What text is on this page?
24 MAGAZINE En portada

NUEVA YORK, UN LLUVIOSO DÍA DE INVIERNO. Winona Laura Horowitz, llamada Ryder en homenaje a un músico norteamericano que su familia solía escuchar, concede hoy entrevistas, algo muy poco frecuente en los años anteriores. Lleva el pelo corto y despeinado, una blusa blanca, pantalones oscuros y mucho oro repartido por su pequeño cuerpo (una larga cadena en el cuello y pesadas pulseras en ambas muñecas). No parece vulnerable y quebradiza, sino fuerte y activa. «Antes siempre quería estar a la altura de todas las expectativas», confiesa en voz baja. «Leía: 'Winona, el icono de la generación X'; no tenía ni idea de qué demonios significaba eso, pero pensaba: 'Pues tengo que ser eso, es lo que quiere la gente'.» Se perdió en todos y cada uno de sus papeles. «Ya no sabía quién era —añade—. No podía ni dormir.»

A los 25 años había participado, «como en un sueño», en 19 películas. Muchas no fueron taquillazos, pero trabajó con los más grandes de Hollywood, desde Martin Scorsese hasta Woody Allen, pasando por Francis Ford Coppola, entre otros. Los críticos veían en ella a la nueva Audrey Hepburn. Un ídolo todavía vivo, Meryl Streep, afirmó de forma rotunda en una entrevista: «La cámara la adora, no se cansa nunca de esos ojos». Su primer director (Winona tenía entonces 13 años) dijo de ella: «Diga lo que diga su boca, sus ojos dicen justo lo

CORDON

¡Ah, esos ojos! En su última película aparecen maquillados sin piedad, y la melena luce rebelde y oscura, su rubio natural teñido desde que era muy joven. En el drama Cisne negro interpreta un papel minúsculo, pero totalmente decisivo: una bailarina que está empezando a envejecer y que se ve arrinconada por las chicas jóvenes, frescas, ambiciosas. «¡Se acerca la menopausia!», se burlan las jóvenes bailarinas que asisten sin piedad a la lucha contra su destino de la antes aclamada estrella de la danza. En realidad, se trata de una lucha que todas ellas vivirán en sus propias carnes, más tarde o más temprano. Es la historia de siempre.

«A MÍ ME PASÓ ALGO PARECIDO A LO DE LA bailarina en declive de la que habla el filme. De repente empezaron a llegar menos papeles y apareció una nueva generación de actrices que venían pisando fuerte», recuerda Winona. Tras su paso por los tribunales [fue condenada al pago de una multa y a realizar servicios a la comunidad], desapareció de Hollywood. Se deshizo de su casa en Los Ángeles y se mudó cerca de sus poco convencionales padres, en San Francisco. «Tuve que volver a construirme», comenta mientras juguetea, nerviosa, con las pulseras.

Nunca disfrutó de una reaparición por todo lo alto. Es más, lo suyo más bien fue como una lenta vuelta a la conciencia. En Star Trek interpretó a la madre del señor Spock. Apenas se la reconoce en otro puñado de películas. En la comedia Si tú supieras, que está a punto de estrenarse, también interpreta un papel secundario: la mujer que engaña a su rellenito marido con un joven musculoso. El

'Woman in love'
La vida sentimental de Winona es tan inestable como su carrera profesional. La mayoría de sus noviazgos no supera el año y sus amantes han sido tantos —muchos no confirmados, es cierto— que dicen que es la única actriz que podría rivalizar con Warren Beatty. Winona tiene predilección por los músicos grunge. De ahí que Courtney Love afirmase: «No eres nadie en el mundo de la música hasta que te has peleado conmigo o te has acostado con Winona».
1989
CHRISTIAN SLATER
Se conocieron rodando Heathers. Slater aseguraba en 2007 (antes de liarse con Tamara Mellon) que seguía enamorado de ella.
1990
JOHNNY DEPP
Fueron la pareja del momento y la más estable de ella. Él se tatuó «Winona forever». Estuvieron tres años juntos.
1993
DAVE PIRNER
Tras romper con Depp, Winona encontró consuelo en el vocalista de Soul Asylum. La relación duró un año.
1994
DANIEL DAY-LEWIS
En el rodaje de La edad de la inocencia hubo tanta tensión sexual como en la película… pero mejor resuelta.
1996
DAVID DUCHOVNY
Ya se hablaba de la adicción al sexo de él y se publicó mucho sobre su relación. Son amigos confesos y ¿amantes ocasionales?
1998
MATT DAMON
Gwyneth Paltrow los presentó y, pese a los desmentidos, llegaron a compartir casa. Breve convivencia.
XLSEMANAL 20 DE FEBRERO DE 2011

● ● ● ● ●

*PROBLEM DESCRIPTION:*
Take every line above carrying "amantes" and return it.

*TASK RESPONSE:*
La vida sentimental de Winona es tan inestable como su carrera profesional. La mayoría de sus noviazgos no supera el año y sus amantes han sido tantos —muchos no confirmados, es cierto— que dicen que es la única actriz que podría rivalizar con Warren Beatty. Winona tiene predilección por los músicos grunge. De ahí que Courtney Love afirmase: «No eres nadie en el mundo de la música hasta que te has peleado conmigo o te has acostado con Winona».
Ya se hablaba de la adicción al sexo de él y se publicó mucho sobre su relación. Son amigos confesos y ¿amantes ocasionales?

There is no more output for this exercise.